→ **Supplied information**
····················

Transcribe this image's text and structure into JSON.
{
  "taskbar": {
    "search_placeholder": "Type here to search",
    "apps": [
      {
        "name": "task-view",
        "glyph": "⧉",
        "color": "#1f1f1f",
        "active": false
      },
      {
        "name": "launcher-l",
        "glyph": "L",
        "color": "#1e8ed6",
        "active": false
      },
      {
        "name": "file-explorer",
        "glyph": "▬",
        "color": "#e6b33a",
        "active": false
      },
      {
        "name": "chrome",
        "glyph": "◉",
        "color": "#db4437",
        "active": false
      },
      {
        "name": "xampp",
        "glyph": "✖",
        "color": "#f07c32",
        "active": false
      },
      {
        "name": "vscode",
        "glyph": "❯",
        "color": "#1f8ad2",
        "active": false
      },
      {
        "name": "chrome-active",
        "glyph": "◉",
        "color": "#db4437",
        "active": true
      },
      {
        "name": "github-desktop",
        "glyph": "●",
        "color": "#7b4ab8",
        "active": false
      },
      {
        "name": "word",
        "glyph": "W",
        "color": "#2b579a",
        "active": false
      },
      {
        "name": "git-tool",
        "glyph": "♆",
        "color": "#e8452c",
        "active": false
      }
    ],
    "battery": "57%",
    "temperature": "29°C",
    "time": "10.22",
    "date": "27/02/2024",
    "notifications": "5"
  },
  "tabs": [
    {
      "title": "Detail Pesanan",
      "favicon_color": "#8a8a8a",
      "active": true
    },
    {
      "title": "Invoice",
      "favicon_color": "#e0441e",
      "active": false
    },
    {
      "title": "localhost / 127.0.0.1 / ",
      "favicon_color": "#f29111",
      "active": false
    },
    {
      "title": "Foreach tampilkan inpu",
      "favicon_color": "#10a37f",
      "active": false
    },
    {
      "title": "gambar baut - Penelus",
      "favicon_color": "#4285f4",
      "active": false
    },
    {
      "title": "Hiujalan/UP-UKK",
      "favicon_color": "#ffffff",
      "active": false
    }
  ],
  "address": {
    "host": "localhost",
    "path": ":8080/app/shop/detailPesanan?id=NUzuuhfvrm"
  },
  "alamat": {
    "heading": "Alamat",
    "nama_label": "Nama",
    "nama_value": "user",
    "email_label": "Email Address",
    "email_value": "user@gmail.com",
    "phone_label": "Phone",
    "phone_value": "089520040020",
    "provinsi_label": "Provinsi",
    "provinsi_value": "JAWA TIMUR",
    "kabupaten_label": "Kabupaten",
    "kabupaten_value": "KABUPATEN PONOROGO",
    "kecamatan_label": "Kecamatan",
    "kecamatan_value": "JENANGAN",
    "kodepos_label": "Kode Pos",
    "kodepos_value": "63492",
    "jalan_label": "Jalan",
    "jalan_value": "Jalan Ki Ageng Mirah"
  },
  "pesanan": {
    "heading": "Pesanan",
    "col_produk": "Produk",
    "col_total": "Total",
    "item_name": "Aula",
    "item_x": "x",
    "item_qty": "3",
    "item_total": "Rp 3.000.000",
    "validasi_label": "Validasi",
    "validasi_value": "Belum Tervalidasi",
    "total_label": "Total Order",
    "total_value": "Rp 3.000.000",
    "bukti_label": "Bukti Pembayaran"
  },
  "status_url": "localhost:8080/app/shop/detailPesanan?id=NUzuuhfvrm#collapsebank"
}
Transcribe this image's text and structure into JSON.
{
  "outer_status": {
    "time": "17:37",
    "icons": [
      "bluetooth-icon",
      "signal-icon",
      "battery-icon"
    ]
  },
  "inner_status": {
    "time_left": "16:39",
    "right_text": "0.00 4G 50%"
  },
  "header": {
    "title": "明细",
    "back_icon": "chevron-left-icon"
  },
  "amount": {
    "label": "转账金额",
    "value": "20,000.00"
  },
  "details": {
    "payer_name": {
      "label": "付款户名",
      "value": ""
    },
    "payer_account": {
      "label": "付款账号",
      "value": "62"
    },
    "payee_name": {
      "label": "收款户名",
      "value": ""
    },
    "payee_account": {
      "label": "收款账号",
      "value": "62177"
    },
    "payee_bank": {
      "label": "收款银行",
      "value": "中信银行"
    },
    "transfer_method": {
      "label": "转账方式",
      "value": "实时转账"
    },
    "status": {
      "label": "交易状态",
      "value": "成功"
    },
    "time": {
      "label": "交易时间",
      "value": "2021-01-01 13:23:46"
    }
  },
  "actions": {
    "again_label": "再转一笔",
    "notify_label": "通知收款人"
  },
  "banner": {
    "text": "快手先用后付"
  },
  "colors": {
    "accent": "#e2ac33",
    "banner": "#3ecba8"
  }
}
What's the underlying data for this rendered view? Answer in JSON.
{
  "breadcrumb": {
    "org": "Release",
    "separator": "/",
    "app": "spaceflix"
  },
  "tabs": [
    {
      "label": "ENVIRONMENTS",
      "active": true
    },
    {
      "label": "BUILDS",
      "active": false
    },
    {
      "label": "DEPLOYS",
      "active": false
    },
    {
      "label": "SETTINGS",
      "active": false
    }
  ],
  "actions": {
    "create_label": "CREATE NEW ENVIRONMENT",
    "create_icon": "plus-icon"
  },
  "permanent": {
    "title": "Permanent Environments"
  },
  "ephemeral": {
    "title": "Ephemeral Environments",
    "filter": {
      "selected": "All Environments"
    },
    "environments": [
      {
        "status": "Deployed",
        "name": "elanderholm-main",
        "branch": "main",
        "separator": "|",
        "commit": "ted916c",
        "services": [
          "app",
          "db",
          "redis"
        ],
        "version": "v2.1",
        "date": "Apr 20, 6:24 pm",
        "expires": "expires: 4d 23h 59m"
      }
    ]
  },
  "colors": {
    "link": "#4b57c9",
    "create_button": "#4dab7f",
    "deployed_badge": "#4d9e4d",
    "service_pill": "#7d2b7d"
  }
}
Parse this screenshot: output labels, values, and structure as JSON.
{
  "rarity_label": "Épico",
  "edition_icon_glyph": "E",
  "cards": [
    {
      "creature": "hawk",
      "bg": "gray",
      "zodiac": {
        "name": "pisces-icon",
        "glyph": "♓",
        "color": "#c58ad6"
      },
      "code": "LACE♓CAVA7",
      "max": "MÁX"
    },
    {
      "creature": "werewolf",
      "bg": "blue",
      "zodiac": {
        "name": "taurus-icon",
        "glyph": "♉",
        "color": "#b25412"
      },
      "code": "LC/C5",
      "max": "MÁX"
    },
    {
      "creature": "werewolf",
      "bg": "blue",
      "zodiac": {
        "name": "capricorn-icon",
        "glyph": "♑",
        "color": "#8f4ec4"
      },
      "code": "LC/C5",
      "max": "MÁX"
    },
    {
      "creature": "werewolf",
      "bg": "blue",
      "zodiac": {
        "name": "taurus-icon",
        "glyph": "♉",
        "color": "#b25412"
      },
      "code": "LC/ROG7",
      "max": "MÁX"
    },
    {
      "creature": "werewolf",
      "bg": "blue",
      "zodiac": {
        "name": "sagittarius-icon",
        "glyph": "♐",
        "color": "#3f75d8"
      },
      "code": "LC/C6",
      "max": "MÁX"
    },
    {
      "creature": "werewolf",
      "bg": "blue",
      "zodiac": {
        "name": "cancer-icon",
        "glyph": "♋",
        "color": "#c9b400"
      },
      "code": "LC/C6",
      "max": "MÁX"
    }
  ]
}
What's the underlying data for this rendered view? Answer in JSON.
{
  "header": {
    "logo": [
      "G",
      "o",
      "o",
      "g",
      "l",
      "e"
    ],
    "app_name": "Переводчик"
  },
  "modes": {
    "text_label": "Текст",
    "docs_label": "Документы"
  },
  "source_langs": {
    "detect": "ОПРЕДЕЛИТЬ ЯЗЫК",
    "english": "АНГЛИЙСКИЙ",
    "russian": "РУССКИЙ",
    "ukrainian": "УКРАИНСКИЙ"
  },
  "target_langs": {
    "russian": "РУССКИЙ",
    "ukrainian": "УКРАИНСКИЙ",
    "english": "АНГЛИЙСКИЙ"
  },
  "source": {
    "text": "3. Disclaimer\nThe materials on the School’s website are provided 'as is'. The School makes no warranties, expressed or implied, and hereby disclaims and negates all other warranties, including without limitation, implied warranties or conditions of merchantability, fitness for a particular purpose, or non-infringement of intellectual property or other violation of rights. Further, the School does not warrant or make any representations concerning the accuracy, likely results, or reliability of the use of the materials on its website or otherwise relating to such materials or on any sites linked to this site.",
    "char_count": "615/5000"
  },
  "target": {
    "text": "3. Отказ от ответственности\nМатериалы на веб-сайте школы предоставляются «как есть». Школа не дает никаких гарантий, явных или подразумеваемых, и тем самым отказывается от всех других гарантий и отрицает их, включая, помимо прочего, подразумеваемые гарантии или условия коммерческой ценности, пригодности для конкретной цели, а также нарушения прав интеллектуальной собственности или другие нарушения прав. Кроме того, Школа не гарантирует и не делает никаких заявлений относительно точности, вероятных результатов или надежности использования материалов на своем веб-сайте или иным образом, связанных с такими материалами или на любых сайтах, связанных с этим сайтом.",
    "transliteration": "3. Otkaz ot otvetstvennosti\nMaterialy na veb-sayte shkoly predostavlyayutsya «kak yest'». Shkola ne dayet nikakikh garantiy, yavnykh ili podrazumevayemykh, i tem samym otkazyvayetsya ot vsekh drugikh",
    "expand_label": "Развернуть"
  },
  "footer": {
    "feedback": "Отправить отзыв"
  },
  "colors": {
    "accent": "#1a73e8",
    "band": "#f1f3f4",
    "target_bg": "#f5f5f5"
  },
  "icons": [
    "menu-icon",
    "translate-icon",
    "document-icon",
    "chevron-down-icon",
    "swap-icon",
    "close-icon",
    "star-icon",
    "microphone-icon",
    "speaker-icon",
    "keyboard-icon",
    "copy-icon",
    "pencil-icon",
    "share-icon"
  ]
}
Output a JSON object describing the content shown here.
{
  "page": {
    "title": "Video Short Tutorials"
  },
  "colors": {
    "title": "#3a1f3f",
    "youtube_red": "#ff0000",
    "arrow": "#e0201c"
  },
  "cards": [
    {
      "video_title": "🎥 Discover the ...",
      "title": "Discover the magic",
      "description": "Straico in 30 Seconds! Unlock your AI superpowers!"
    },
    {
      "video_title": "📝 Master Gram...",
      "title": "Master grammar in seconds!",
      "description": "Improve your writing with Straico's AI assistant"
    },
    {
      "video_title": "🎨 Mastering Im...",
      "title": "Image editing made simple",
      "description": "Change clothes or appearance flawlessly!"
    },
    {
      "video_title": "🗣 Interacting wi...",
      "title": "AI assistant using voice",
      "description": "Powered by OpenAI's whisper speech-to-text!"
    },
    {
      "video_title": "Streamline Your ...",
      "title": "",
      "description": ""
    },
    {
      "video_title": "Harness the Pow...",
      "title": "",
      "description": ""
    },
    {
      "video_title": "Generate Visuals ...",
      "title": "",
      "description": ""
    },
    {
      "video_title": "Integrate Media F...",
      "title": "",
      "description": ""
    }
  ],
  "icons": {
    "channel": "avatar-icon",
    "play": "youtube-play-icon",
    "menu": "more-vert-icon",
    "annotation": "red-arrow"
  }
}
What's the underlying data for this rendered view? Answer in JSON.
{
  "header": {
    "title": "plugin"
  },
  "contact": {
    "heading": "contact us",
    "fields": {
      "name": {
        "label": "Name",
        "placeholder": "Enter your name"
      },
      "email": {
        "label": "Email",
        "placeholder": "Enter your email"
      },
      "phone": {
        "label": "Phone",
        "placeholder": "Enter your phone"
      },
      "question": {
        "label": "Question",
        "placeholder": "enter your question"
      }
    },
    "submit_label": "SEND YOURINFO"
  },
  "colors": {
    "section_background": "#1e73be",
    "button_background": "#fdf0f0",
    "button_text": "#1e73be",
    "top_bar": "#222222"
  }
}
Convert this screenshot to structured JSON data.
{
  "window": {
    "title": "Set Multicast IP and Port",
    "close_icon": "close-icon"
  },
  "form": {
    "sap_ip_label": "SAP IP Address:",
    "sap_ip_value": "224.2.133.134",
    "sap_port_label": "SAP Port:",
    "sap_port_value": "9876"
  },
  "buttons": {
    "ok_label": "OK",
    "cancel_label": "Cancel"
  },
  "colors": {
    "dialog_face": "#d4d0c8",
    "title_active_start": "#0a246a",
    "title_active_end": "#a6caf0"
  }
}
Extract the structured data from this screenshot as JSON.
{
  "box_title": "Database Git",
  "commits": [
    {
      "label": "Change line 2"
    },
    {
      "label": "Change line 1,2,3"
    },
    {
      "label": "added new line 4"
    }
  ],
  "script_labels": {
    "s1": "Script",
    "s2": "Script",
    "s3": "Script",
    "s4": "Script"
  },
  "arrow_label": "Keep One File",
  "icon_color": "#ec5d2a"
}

····················

→ **Written task**
Check each line of the records above for "chevron", and copy those that have it.

→ **Output below**
    "back_icon": "chevron-left-icon"
    "chevron-down-icon",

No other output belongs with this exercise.